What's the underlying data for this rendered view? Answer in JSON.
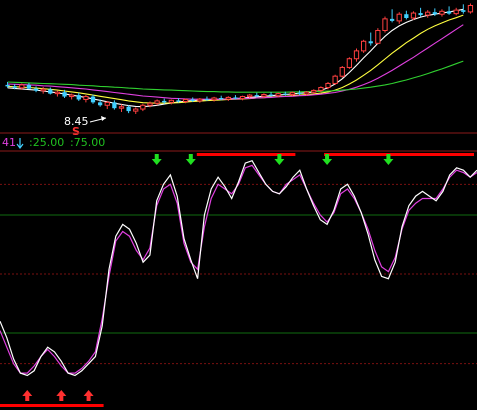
{
  "colors": {
    "background": "#000000",
    "divider": "#8b1a1a",
    "grid_red": "#7a1010",
    "grid_green": "#0f6b0f",
    "up_candle": "#ff4040",
    "down_candle": "#40d0ff",
    "ma_white": "#ffffff",
    "ma_yellow": "#ffff40",
    "ma_magenta": "#e040e0",
    "ma_green": "#30d030",
    "osc_white": "#ffffff",
    "osc_magenta": "#e040e0",
    "buy_arrow": "#ff3030",
    "sell_arrow": "#20e020",
    "bar_red": "#ff0000"
  },
  "price_panel": {
    "low_marker": "8.45",
    "signal_letter": "S"
  },
  "indicator_panel": {
    "value_text": "41",
    "level_low_text": ":25.00",
    "level_high_text": ":75.00"
  },
  "chart_data": [
    {
      "type": "candlestick",
      "annotation_low": "8.45",
      "ylim": [
        7.9,
        12.3
      ],
      "candles": [
        {
          "o": 9.45,
          "h": 9.55,
          "l": 9.35,
          "c": 9.4
        },
        {
          "o": 9.4,
          "h": 9.48,
          "l": 9.3,
          "c": 9.35
        },
        {
          "o": 9.35,
          "h": 9.5,
          "l": 9.28,
          "c": 9.45
        },
        {
          "o": 9.45,
          "h": 9.52,
          "l": 9.3,
          "c": 9.32
        },
        {
          "o": 9.32,
          "h": 9.4,
          "l": 9.2,
          "c": 9.25
        },
        {
          "o": 9.25,
          "h": 9.38,
          "l": 9.15,
          "c": 9.3
        },
        {
          "o": 9.3,
          "h": 9.36,
          "l": 9.12,
          "c": 9.15
        },
        {
          "o": 9.15,
          "h": 9.25,
          "l": 9.05,
          "c": 9.2
        },
        {
          "o": 9.2,
          "h": 9.28,
          "l": 9.0,
          "c": 9.05
        },
        {
          "o": 9.05,
          "h": 9.15,
          "l": 8.95,
          "c": 9.1
        },
        {
          "o": 9.1,
          "h": 9.18,
          "l": 8.9,
          "c": 8.95
        },
        {
          "o": 8.95,
          "h": 9.1,
          "l": 8.85,
          "c": 9.05
        },
        {
          "o": 9.05,
          "h": 9.12,
          "l": 8.8,
          "c": 8.85
        },
        {
          "o": 8.85,
          "h": 8.95,
          "l": 8.7,
          "c": 8.75
        },
        {
          "o": 8.75,
          "h": 8.9,
          "l": 8.62,
          "c": 8.85
        },
        {
          "o": 8.85,
          "h": 8.92,
          "l": 8.6,
          "c": 8.65
        },
        {
          "o": 8.65,
          "h": 8.78,
          "l": 8.52,
          "c": 8.7
        },
        {
          "o": 8.7,
          "h": 8.75,
          "l": 8.48,
          "c": 8.55
        },
        {
          "o": 8.55,
          "h": 8.68,
          "l": 8.45,
          "c": 8.62
        },
        {
          "o": 8.62,
          "h": 8.8,
          "l": 8.55,
          "c": 8.75
        },
        {
          "o": 8.75,
          "h": 8.88,
          "l": 8.68,
          "c": 8.82
        },
        {
          "o": 8.82,
          "h": 8.95,
          "l": 8.75,
          "c": 8.9
        },
        {
          "o": 8.9,
          "h": 8.98,
          "l": 8.8,
          "c": 8.85
        },
        {
          "o": 8.85,
          "h": 8.95,
          "l": 8.78,
          "c": 8.92
        },
        {
          "o": 8.92,
          "h": 9.0,
          "l": 8.84,
          "c": 8.88
        },
        {
          "o": 8.88,
          "h": 8.98,
          "l": 8.82,
          "c": 8.95
        },
        {
          "o": 8.95,
          "h": 9.02,
          "l": 8.86,
          "c": 8.9
        },
        {
          "o": 8.9,
          "h": 9.0,
          "l": 8.84,
          "c": 8.96
        },
        {
          "o": 8.96,
          "h": 9.05,
          "l": 8.9,
          "c": 8.94
        },
        {
          "o": 8.94,
          "h": 9.04,
          "l": 8.88,
          "c": 9.0
        },
        {
          "o": 9.0,
          "h": 9.08,
          "l": 8.92,
          "c": 8.96
        },
        {
          "o": 8.96,
          "h": 9.06,
          "l": 8.9,
          "c": 9.02
        },
        {
          "o": 9.02,
          "h": 9.1,
          "l": 8.95,
          "c": 8.98
        },
        {
          "o": 8.98,
          "h": 9.08,
          "l": 8.92,
          "c": 9.05
        },
        {
          "o": 9.05,
          "h": 9.14,
          "l": 9.0,
          "c": 9.1
        },
        {
          "o": 9.1,
          "h": 9.18,
          "l": 9.02,
          "c": 9.06
        },
        {
          "o": 9.06,
          "h": 9.16,
          "l": 9.0,
          "c": 9.12
        },
        {
          "o": 9.12,
          "h": 9.2,
          "l": 9.05,
          "c": 9.08
        },
        {
          "o": 9.08,
          "h": 9.18,
          "l": 9.02,
          "c": 9.15
        },
        {
          "o": 9.15,
          "h": 9.22,
          "l": 9.08,
          "c": 9.12
        },
        {
          "o": 9.12,
          "h": 9.22,
          "l": 9.06,
          "c": 9.18
        },
        {
          "o": 9.18,
          "h": 9.26,
          "l": 9.1,
          "c": 9.14
        },
        {
          "o": 9.14,
          "h": 9.24,
          "l": 9.08,
          "c": 9.2
        },
        {
          "o": 9.2,
          "h": 9.3,
          "l": 9.14,
          "c": 9.26
        },
        {
          "o": 9.26,
          "h": 9.4,
          "l": 9.2,
          "c": 9.36
        },
        {
          "o": 9.36,
          "h": 9.55,
          "l": 9.3,
          "c": 9.5
        },
        {
          "o": 9.5,
          "h": 9.8,
          "l": 9.45,
          "c": 9.75
        },
        {
          "o": 9.75,
          "h": 10.1,
          "l": 9.7,
          "c": 10.05
        },
        {
          "o": 10.05,
          "h": 10.4,
          "l": 10.0,
          "c": 10.35
        },
        {
          "o": 10.35,
          "h": 10.7,
          "l": 10.25,
          "c": 10.62
        },
        {
          "o": 10.62,
          "h": 11.0,
          "l": 10.55,
          "c": 10.95
        },
        {
          "o": 10.95,
          "h": 11.25,
          "l": 10.8,
          "c": 10.88
        },
        {
          "o": 10.88,
          "h": 11.4,
          "l": 10.85,
          "c": 11.32
        },
        {
          "o": 11.32,
          "h": 11.8,
          "l": 11.25,
          "c": 11.72
        },
        {
          "o": 11.72,
          "h": 12.05,
          "l": 11.6,
          "c": 11.65
        },
        {
          "o": 11.65,
          "h": 11.95,
          "l": 11.55,
          "c": 11.88
        },
        {
          "o": 11.88,
          "h": 12.0,
          "l": 11.7,
          "c": 11.75
        },
        {
          "o": 11.75,
          "h": 11.98,
          "l": 11.68,
          "c": 11.92
        },
        {
          "o": 11.92,
          "h": 12.1,
          "l": 11.8,
          "c": 11.85
        },
        {
          "o": 11.85,
          "h": 12.02,
          "l": 11.76,
          "c": 11.95
        },
        {
          "o": 11.95,
          "h": 12.08,
          "l": 11.82,
          "c": 11.88
        },
        {
          "o": 11.88,
          "h": 12.05,
          "l": 11.8,
          "c": 11.98
        },
        {
          "o": 11.98,
          "h": 12.15,
          "l": 11.86,
          "c": 11.9
        },
        {
          "o": 11.9,
          "h": 12.1,
          "l": 11.84,
          "c": 12.02
        },
        {
          "o": 12.02,
          "h": 12.22,
          "l": 11.9,
          "c": 11.96
        },
        {
          "o": 11.96,
          "h": 12.25,
          "l": 11.9,
          "c": 12.18
        }
      ],
      "ma_lines": [
        {
          "color": "ma_white",
          "values": [
            9.35,
            9.33,
            9.31,
            9.29,
            9.27,
            9.24,
            9.21,
            9.18,
            9.14,
            9.1,
            9.06,
            9.02,
            8.97,
            8.92,
            8.87,
            8.82,
            8.78,
            8.74,
            8.71,
            8.7,
            8.72,
            8.75,
            8.79,
            8.83,
            8.86,
            8.89,
            8.91,
            8.93,
            8.94,
            8.95,
            8.96,
            8.97,
            8.98,
            9.0,
            9.02,
            9.04,
            9.06,
            9.08,
            9.1,
            9.12,
            9.14,
            9.16,
            9.18,
            9.21,
            9.26,
            9.35,
            9.48,
            9.66,
            9.88,
            10.12,
            10.38,
            10.62,
            10.88,
            11.12,
            11.32,
            11.48,
            11.6,
            11.7,
            11.78,
            11.84,
            11.88,
            11.92,
            11.96,
            12.0,
            12.05
          ]
        },
        {
          "color": "ma_yellow",
          "values": [
            9.4,
            9.39,
            9.37,
            9.36,
            9.34,
            9.32,
            9.3,
            9.27,
            9.24,
            9.21,
            9.18,
            9.14,
            9.1,
            9.06,
            9.02,
            8.98,
            8.94,
            8.9,
            8.87,
            8.84,
            8.83,
            8.82,
            8.82,
            8.83,
            8.84,
            8.86,
            8.88,
            8.89,
            8.91,
            8.92,
            8.93,
            8.95,
            8.96,
            8.97,
            8.98,
            9.0,
            9.01,
            9.03,
            9.05,
            9.06,
            9.08,
            9.1,
            9.12,
            9.14,
            9.17,
            9.21,
            9.27,
            9.36,
            9.48,
            9.62,
            9.78,
            9.95,
            10.14,
            10.34,
            10.54,
            10.72,
            10.9,
            11.06,
            11.22,
            11.36,
            11.48,
            11.58,
            11.68,
            11.76,
            11.85
          ]
        },
        {
          "color": "ma_magenta",
          "values": [
            9.48,
            9.47,
            9.46,
            9.45,
            9.44,
            9.42,
            9.41,
            9.39,
            9.37,
            9.35,
            9.33,
            9.31,
            9.28,
            9.25,
            9.22,
            9.19,
            9.16,
            9.13,
            9.1,
            9.07,
            9.05,
            9.03,
            9.01,
            8.99,
            8.98,
            8.97,
            8.96,
            8.96,
            8.96,
            8.96,
            8.96,
            8.97,
            8.97,
            8.98,
            8.99,
            9.0,
            9.01,
            9.02,
            9.04,
            9.05,
            9.06,
            9.08,
            9.09,
            9.11,
            9.13,
            9.16,
            9.19,
            9.24,
            9.3,
            9.37,
            9.46,
            9.56,
            9.68,
            9.81,
            9.95,
            10.1,
            10.25,
            10.4,
            10.56,
            10.72,
            10.88,
            11.04,
            11.2,
            11.36,
            11.52
          ]
        },
        {
          "color": "ma_green",
          "values": [
            9.55,
            9.54,
            9.53,
            9.52,
            9.51,
            9.5,
            9.49,
            9.48,
            9.47,
            9.46,
            9.44,
            9.43,
            9.42,
            9.4,
            9.39,
            9.37,
            9.36,
            9.34,
            9.33,
            9.31,
            9.3,
            9.29,
            9.28,
            9.27,
            9.26,
            9.25,
            9.24,
            9.23,
            9.22,
            9.22,
            9.21,
            9.21,
            9.2,
            9.2,
            9.2,
            9.2,
            9.2,
            9.2,
            9.2,
            9.2,
            9.21,
            9.21,
            9.22,
            9.22,
            9.23,
            9.24,
            9.25,
            9.27,
            9.29,
            9.31,
            9.34,
            9.37,
            9.41,
            9.45,
            9.5,
            9.56,
            9.62,
            9.69,
            9.76,
            9.84,
            9.92,
            10.0,
            10.09,
            10.18,
            10.27
          ]
        }
      ]
    },
    {
      "type": "line",
      "ylim": [
        0,
        100
      ],
      "levels": [
        25,
        75
      ],
      "series": [
        {
          "name": "",
          "color": "osc_white",
          "values": [
            30,
            23,
            14,
            8,
            7,
            9,
            15,
            19,
            17,
            13,
            8,
            7,
            9,
            12,
            15,
            28,
            52,
            66,
            71,
            69,
            63,
            55,
            58,
            81,
            88,
            92,
            83,
            65,
            56,
            48,
            75,
            86,
            91,
            87,
            82,
            89,
            97,
            98,
            93,
            88,
            85,
            84,
            87,
            91,
            94,
            86,
            79,
            73,
            71,
            77,
            86,
            88,
            83,
            76,
            67,
            56,
            49,
            48,
            55,
            70,
            79,
            83,
            85,
            83,
            81,
            85,
            92,
            95,
            94,
            91,
            94
          ]
        },
        {
          "name": "",
          "color": "osc_magenta",
          "values": [
            26,
            19,
            12,
            8,
            8,
            11,
            15,
            18,
            15,
            11,
            8,
            8,
            10,
            13,
            17,
            31,
            49,
            64,
            68,
            66,
            60,
            56,
            61,
            79,
            86,
            88,
            80,
            63,
            55,
            52,
            70,
            82,
            88,
            86,
            84,
            88,
            95,
            96,
            92,
            88,
            85,
            84,
            88,
            90,
            92,
            86,
            80,
            75,
            72,
            76,
            84,
            86,
            82,
            76,
            69,
            60,
            53,
            51,
            57,
            69,
            77,
            80,
            82,
            82,
            82,
            86,
            91,
            94,
            93,
            91,
            93
          ]
        }
      ],
      "buy_arrow_indices": [
        4,
        9,
        13
      ],
      "sell_arrow_indices": [
        23,
        28,
        41,
        48,
        57
      ]
    }
  ]
}
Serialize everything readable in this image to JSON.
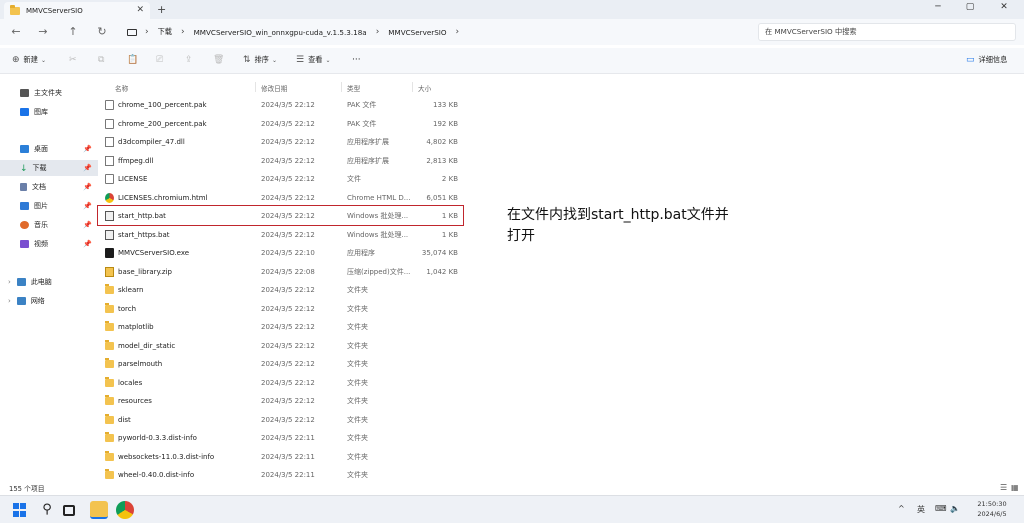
{
  "window": {
    "tab_title": "MMVCServerSIO",
    "new_tab": "+",
    "close_tab": "✕",
    "minimize": "─",
    "maximize": "▢",
    "close": "✕"
  },
  "nav": {
    "back": "←",
    "forward": "→",
    "up": "↑",
    "refresh": "↻",
    "breadcrumbs": [
      "下载",
      "MMVCServerSIO_win_onnxgpu-cuda_v.1.5.3.18a",
      "MMVCServerSIO"
    ],
    "search_placeholder": "在 MMVCServerSIO 中搜索"
  },
  "toolbar": {
    "new_label": "新建",
    "sort_label": "排序",
    "view_label": "查看",
    "more_label": "···",
    "details_label": "详细信息"
  },
  "sidebar": {
    "items": [
      {
        "label": "主文件夹",
        "icon": "home-icon",
        "color": "#555555"
      },
      {
        "label": "图库",
        "icon": "gallery-icon",
        "color": "#1a73e8"
      },
      {
        "label": "桌面",
        "icon": "desktop-icon",
        "color": "#2b7fd8",
        "pinned": true
      },
      {
        "label": "下载",
        "icon": "download-icon",
        "color": "#1e9b5a",
        "pinned": true,
        "selected": true
      },
      {
        "label": "文档",
        "icon": "document-icon",
        "color": "#6a7fa8",
        "pinned": true
      },
      {
        "label": "图片",
        "icon": "pictures-icon",
        "color": "#2f7ad6",
        "pinned": true
      },
      {
        "label": "音乐",
        "icon": "music-icon",
        "color": "#e06a2b",
        "pinned": true
      },
      {
        "label": "视频",
        "icon": "video-icon",
        "color": "#7a4fd0",
        "pinned": true
      },
      {
        "label": "此电脑",
        "icon": "this-pc-icon",
        "color": "#3b82c4"
      },
      {
        "label": "网络",
        "icon": "network-icon",
        "color": "#3b82c4"
      }
    ]
  },
  "columns": {
    "name": "名称",
    "date": "修改日期",
    "type": "类型",
    "size": "大小"
  },
  "files": [
    {
      "name": "chrome_100_percent.pak",
      "date": "2024/3/5 22:12",
      "type": "PAK 文件",
      "size": "133 KB",
      "icon": "file"
    },
    {
      "name": "chrome_200_percent.pak",
      "date": "2024/3/5 22:12",
      "type": "PAK 文件",
      "size": "192 KB",
      "icon": "file"
    },
    {
      "name": "d3dcompiler_47.dll",
      "date": "2024/3/5 22:12",
      "type": "应用程序扩展",
      "size": "4,802 KB",
      "icon": "gear"
    },
    {
      "name": "ffmpeg.dll",
      "date": "2024/3/5 22:12",
      "type": "应用程序扩展",
      "size": "2,813 KB",
      "icon": "gear"
    },
    {
      "name": "LICENSE",
      "date": "2024/3/5 22:12",
      "type": "文件",
      "size": "2 KB",
      "icon": "file"
    },
    {
      "name": "LICENSES.chromium.html",
      "date": "2024/3/5 22:12",
      "type": "Chrome HTML D...",
      "size": "6,051 KB",
      "icon": "chrome"
    },
    {
      "name": "start_http.bat",
      "date": "2024/3/5 22:12",
      "type": "Windows 批处理...",
      "size": "1 KB",
      "icon": "bat"
    },
    {
      "name": "start_https.bat",
      "date": "2024/3/5 22:12",
      "type": "Windows 批处理...",
      "size": "1 KB",
      "icon": "bat"
    },
    {
      "name": "MMVCServerSIO.exe",
      "date": "2024/3/5 22:10",
      "type": "应用程序",
      "size": "35,074 KB",
      "icon": "exe"
    },
    {
      "name": "base_library.zip",
      "date": "2024/3/5 22:08",
      "type": "压缩(zipped)文件...",
      "size": "1,042 KB",
      "icon": "zip"
    },
    {
      "name": "sklearn",
      "date": "2024/3/5 22:12",
      "type": "文件夹",
      "size": "",
      "icon": "folder"
    },
    {
      "name": "torch",
      "date": "2024/3/5 22:12",
      "type": "文件夹",
      "size": "",
      "icon": "folder"
    },
    {
      "name": "matplotlib",
      "date": "2024/3/5 22:12",
      "type": "文件夹",
      "size": "",
      "icon": "folder"
    },
    {
      "name": "model_dir_static",
      "date": "2024/3/5 22:12",
      "type": "文件夹",
      "size": "",
      "icon": "folder"
    },
    {
      "name": "parselmouth",
      "date": "2024/3/5 22:12",
      "type": "文件夹",
      "size": "",
      "icon": "folder"
    },
    {
      "name": "locales",
      "date": "2024/3/5 22:12",
      "type": "文件夹",
      "size": "",
      "icon": "folder"
    },
    {
      "name": "resources",
      "date": "2024/3/5 22:12",
      "type": "文件夹",
      "size": "",
      "icon": "folder"
    },
    {
      "name": "dist",
      "date": "2024/3/5 22:12",
      "type": "文件夹",
      "size": "",
      "icon": "folder"
    },
    {
      "name": "pyworld-0.3.3.dist-info",
      "date": "2024/3/5 22:11",
      "type": "文件夹",
      "size": "",
      "icon": "folder"
    },
    {
      "name": "websockets-11.0.3.dist-info",
      "date": "2024/3/5 22:11",
      "type": "文件夹",
      "size": "",
      "icon": "folder"
    },
    {
      "name": "wheel-0.40.0.dist-info",
      "date": "2024/3/5 22:11",
      "type": "文件夹",
      "size": "",
      "icon": "folder"
    }
  ],
  "annotation": {
    "text": "在文件内找到start_http.bat文件并打开",
    "color": "#c0262d"
  },
  "status": {
    "item_count": "155 个项目"
  },
  "taskbar": {
    "ime": "英",
    "time": "21:50:30",
    "date": "2024/6/5",
    "chevron": "^"
  }
}
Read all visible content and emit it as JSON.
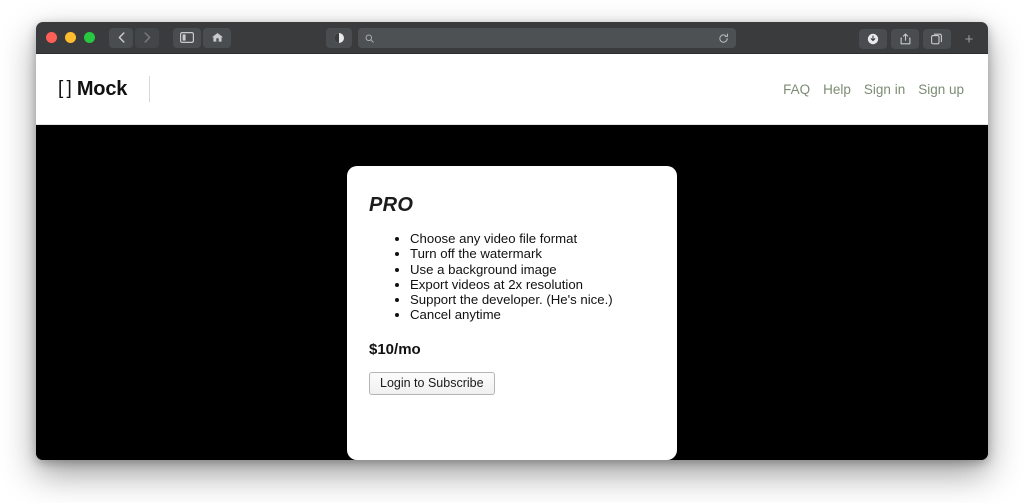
{
  "browser": {
    "traffic_lights": {
      "close_color": "#ff5f57",
      "minimize_color": "#febc2e",
      "maximize_color": "#28c840"
    },
    "toolbar_color": "#393b3d",
    "address_bar": {
      "value": "",
      "placeholder": ""
    },
    "icons": {
      "back": "back-chevron-icon",
      "forward": "forward-chevron-icon",
      "sidebar": "sidebar-toggle-icon",
      "home": "home-icon",
      "reader": "reader-contrast-icon",
      "search": "search-icon",
      "reload": "reload-icon",
      "downloads": "download-icon",
      "share": "share-icon",
      "tabs": "tab-overview-icon",
      "new_tab": "+"
    }
  },
  "site": {
    "brand": {
      "brackets": "[ ]",
      "name": "Mock"
    },
    "nav": [
      {
        "label": "FAQ"
      },
      {
        "label": "Help"
      },
      {
        "label": "Sign in"
      },
      {
        "label": "Sign up"
      }
    ],
    "nav_color": "#7c8c74",
    "hero_background": "#000000"
  },
  "card": {
    "title": "PRO",
    "features": [
      "Choose any video file format",
      "Turn off the watermark",
      "Use a background image",
      "Export videos at 2x resolution",
      "Support the developer. (He's nice.)",
      "Cancel anytime"
    ],
    "price": "$10/mo",
    "cta_label": "Login to Subscribe"
  }
}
::::
* What you are asked to do: Your task is to collect every line above that contains the word "chevron".

* Solution for this problem:
    "chevron": "^"
      "back": "back-chevron-icon",
      "forward": "forward-chevron-icon",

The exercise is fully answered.